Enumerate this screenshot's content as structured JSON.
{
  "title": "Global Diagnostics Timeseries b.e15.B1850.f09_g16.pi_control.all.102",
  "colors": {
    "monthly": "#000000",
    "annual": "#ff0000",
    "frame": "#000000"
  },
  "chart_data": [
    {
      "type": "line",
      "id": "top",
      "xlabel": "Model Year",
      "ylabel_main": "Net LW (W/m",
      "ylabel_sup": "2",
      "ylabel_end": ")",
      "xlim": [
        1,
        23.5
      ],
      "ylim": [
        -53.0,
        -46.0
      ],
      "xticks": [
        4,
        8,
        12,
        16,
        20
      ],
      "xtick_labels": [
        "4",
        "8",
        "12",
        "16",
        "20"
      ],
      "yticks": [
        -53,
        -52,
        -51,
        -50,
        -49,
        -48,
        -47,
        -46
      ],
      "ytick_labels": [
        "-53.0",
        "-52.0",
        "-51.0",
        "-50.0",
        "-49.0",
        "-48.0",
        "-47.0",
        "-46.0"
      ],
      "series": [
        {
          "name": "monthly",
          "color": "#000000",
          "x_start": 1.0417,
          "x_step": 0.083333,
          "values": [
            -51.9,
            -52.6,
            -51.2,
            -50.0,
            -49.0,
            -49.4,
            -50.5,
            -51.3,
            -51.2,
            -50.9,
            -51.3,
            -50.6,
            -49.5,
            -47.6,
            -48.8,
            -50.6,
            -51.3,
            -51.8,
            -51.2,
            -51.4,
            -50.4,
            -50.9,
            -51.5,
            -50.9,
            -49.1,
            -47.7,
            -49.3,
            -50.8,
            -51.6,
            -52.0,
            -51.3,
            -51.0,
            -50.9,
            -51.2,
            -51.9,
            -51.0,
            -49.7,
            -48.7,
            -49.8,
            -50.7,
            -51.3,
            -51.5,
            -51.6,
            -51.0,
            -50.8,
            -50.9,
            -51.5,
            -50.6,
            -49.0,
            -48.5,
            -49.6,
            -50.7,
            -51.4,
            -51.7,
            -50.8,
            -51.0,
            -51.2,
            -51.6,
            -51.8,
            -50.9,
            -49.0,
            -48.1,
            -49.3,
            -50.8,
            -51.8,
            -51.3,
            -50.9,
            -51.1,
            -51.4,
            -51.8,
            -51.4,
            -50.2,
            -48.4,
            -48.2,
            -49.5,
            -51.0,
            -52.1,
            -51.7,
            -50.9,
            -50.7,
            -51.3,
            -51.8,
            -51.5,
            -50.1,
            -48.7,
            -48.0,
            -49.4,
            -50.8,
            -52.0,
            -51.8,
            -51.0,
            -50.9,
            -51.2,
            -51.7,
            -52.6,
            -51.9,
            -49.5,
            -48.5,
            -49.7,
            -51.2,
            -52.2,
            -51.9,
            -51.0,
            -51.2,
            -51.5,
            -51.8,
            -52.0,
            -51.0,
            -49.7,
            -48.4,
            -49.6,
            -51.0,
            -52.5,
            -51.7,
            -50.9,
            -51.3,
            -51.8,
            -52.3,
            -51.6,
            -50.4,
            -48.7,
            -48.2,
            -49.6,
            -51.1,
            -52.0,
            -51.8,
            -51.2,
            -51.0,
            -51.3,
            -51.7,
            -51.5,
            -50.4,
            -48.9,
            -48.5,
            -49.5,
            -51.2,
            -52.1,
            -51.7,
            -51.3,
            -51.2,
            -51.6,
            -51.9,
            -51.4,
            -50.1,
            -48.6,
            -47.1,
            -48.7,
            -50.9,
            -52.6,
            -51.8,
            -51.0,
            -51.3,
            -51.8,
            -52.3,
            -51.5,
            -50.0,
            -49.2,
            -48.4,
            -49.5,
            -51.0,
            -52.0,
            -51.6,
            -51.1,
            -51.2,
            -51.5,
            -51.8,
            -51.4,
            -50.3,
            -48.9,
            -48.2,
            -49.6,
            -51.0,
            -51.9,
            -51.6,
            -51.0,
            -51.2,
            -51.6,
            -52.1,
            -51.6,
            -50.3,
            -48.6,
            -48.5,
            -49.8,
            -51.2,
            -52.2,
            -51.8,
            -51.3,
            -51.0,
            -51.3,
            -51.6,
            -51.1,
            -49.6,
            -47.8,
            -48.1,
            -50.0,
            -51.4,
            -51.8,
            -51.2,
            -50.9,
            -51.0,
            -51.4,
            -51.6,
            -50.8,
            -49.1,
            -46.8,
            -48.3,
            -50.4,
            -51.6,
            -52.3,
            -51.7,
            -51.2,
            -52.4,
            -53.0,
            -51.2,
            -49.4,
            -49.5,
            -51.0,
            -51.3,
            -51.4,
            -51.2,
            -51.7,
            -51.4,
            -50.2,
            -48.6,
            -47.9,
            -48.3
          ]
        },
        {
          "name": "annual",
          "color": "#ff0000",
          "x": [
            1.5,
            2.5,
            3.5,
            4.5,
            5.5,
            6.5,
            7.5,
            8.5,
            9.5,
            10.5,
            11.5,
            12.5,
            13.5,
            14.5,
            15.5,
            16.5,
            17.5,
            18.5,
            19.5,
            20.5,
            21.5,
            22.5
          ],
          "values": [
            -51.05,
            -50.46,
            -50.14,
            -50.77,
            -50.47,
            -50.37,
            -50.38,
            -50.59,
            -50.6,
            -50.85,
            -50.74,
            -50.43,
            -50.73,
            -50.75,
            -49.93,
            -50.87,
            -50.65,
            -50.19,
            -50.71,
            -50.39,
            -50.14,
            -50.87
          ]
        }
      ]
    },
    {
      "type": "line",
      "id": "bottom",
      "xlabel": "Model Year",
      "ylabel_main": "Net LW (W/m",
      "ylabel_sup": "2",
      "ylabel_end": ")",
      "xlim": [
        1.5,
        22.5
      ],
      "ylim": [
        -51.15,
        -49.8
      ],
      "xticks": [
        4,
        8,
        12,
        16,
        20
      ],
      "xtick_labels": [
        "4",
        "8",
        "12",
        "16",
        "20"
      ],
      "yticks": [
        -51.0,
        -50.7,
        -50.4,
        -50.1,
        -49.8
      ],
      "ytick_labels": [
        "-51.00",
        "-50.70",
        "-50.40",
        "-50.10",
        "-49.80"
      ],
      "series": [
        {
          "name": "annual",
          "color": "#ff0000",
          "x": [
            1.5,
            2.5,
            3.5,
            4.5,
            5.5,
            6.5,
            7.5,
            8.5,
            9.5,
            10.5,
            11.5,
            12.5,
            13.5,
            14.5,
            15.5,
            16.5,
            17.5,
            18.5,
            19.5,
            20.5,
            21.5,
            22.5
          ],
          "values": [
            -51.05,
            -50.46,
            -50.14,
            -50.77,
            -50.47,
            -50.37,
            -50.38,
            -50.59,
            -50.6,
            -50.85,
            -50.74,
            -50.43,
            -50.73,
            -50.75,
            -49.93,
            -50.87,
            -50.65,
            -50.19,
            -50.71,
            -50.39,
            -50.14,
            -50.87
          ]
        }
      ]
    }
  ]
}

━━━━━━

_Objective_
Transcribe the material above word for word.

_Task output_
Enumerate this screenshot's content as structured JSON.
{
  "title": "Global Diagnostics Timeseries b.e15.B1850.f09_g16.pi_control.all.102",
  "colors": {
    "monthly": "#000000",
    "annual": "#ff0000",
    "frame": "#000000"
  },
  "chart_data": [
    {
      "type": "line",
      "id": "top",
      "xlabel": "Model Year",
      "ylabel_main": "Net LW (W/m",
      "ylabel_sup": "2",
      "ylabel_end": ")",
      "xlim": [
        1,
        23.5
      ],
      "ylim": [
        -53.0,
        -46.0
      ],
      "xticks": [
        4,
        8,
        12,
        16,
        20
      ],
      "xtick_labels": [
        "4",
        "8",
        "12",
        "16",
        "20"
      ],
      "yticks": [
        -53,
        -52,
        -51,
        -50,
        -49,
        -48,
        -47,
        -46
      ],
      "ytick_labels": [
        "-53.0",
        "-52.0",
        "-51.0",
        "-50.0",
        "-49.0",
        "-48.0",
        "-47.0",
        "-46.0"
      ],
      "series": [
        {
          "name": "monthly",
          "color": "#000000",
          "x_start": 1.0417,
          "x_step": 0.083333,
          "values": [
            -51.9,
            -52.6,
            -51.2,
            -50.0,
            -49.0,
            -49.4,
            -50.5,
            -51.3,
            -51.2,
            -50.9,
            -51.3,
            -50.6,
            -49.5,
            -47.6,
            -48.8,
            -50.6,
            -51.3,
            -51.8,
            -51.2,
            -51.4,
            -50.4,
            -50.9,
            -51.5,
            -50.9,
            -49.1,
            -47.7,
            -49.3,
            -50.8,
            -51.6,
            -52.0,
            -51.3,
            -51.0,
            -50.9,
            -51.2,
            -51.9,
            -51.0,
            -49.7,
            -48.7,
            -49.8,
            -50.7,
            -51.3,
            -51.5,
            -51.6,
            -51.0,
            -50.8,
            -50.9,
            -51.5,
            -50.6,
            -49.0,
            -48.5,
            -49.6,
            -50.7,
            -51.4,
            -51.7,
            -50.8,
            -51.0,
            -51.2,
            -51.6,
            -51.8,
            -50.9,
            -49.0,
            -48.1,
            -49.3,
            -50.8,
            -51.8,
            -51.3,
            -50.9,
            -51.1,
            -51.4,
            -51.8,
            -51.4,
            -50.2,
            -48.4,
            -48.2,
            -49.5,
            -51.0,
            -52.1,
            -51.7,
            -50.9,
            -50.7,
            -51.3,
            -51.8,
            -51.5,
            -50.1,
            -48.7,
            -48.0,
            -49.4,
            -50.8,
            -52.0,
            -51.8,
            -51.0,
            -50.9,
            -51.2,
            -51.7,
            -52.6,
            -51.9,
            -49.5,
            -48.5,
            -49.7,
            -51.2,
            -52.2,
            -51.9,
            -51.0,
            -51.2,
            -51.5,
            -51.8,
            -52.0,
            -51.0,
            -49.7,
            -48.4,
            -49.6,
            -51.0,
            -52.5,
            -51.7,
            -50.9,
            -51.3,
            -51.8,
            -52.3,
            -51.6,
            -50.4,
            -48.7,
            -48.2,
            -49.6,
            -51.1,
            -52.0,
            -51.8,
            -51.2,
            -51.0,
            -51.3,
            -51.7,
            -51.5,
            -50.4,
            -48.9,
            -48.5,
            -49.5,
            -51.2,
            -52.1,
            -51.7,
            -51.3,
            -51.2,
            -51.6,
            -51.9,
            -51.4,
            -50.1,
            -48.6,
            -47.1,
            -48.7,
            -50.9,
            -52.6,
            -51.8,
            -51.0,
            -51.3,
            -51.8,
            -52.3,
            -51.5,
            -50.0,
            -49.2,
            -48.4,
            -49.5,
            -51.0,
            -52.0,
            -51.6,
            -51.1,
            -51.2,
            -51.5,
            -51.8,
            -51.4,
            -50.3,
            -48.9,
            -48.2,
            -49.6,
            -51.0,
            -51.9,
            -51.6,
            -51.0,
            -51.2,
            -51.6,
            -52.1,
            -51.6,
            -50.3,
            -48.6,
            -48.5,
            -49.8,
            -51.2,
            -52.2,
            -51.8,
            -51.3,
            -51.0,
            -51.3,
            -51.6,
            -51.1,
            -49.6,
            -47.8,
            -48.1,
            -50.0,
            -51.4,
            -51.8,
            -51.2,
            -50.9,
            -51.0,
            -51.4,
            -51.6,
            -50.8,
            -49.1,
            -46.8,
            -48.3,
            -50.4,
            -51.6,
            -52.3,
            -51.7,
            -51.2,
            -52.4,
            -53.0,
            -51.2,
            -49.4,
            -49.5,
            -51.0,
            -51.3,
            -51.4,
            -51.2,
            -51.7,
            -51.4,
            -50.2,
            -48.6,
            -47.9,
            -48.3
          ]
        },
        {
          "name": "annual",
          "color": "#ff0000",
          "x": [
            1.5,
            2.5,
            3.5,
            4.5,
            5.5,
            6.5,
            7.5,
            8.5,
            9.5,
            10.5,
            11.5,
            12.5,
            13.5,
            14.5,
            15.5,
            16.5,
            17.5,
            18.5,
            19.5,
            20.5,
            21.5,
            22.5
          ],
          "values": [
            -51.05,
            -50.46,
            -50.14,
            -50.77,
            -50.47,
            -50.37,
            -50.38,
            -50.59,
            -50.6,
            -50.85,
            -50.74,
            -50.43,
            -50.73,
            -50.75,
            -49.93,
            -50.87,
            -50.65,
            -50.19,
            -50.71,
            -50.39,
            -50.14,
            -50.87
          ]
        }
      ]
    },
    {
      "type": "line",
      "id": "bottom",
      "xlabel": "Model Year",
      "ylabel_main": "Net LW (W/m",
      "ylabel_sup": "2",
      "ylabel_end": ")",
      "xlim": [
        1.5,
        22.5
      ],
      "ylim": [
        -51.15,
        -49.8
      ],
      "xticks": [
        4,
        8,
        12,
        16,
        20
      ],
      "xtick_labels": [
        "4",
        "8",
        "12",
        "16",
        "20"
      ],
      "yticks": [
        -51.0,
        -50.7,
        -50.4,
        -50.1,
        -49.8
      ],
      "ytick_labels": [
        "-51.00",
        "-50.70",
        "-50.40",
        "-50.10",
        "-49.80"
      ],
      "series": [
        {
          "name": "annual",
          "color": "#ff0000",
          "x": [
            1.5,
            2.5,
            3.5,
            4.5,
            5.5,
            6.5,
            7.5,
            8.5,
            9.5,
            10.5,
            11.5,
            12.5,
            13.5,
            14.5,
            15.5,
            16.5,
            17.5,
            18.5,
            19.5,
            20.5,
            21.5,
            22.5
          ],
          "values": [
            -51.05,
            -50.46,
            -50.14,
            -50.77,
            -50.47,
            -50.37,
            -50.38,
            -50.59,
            -50.6,
            -50.85,
            -50.74,
            -50.43,
            -50.73,
            -50.75,
            -49.93,
            -50.87,
            -50.65,
            -50.19,
            -50.71,
            -50.39,
            -50.14,
            -50.87
          ]
        }
      ]
    }
  ]
}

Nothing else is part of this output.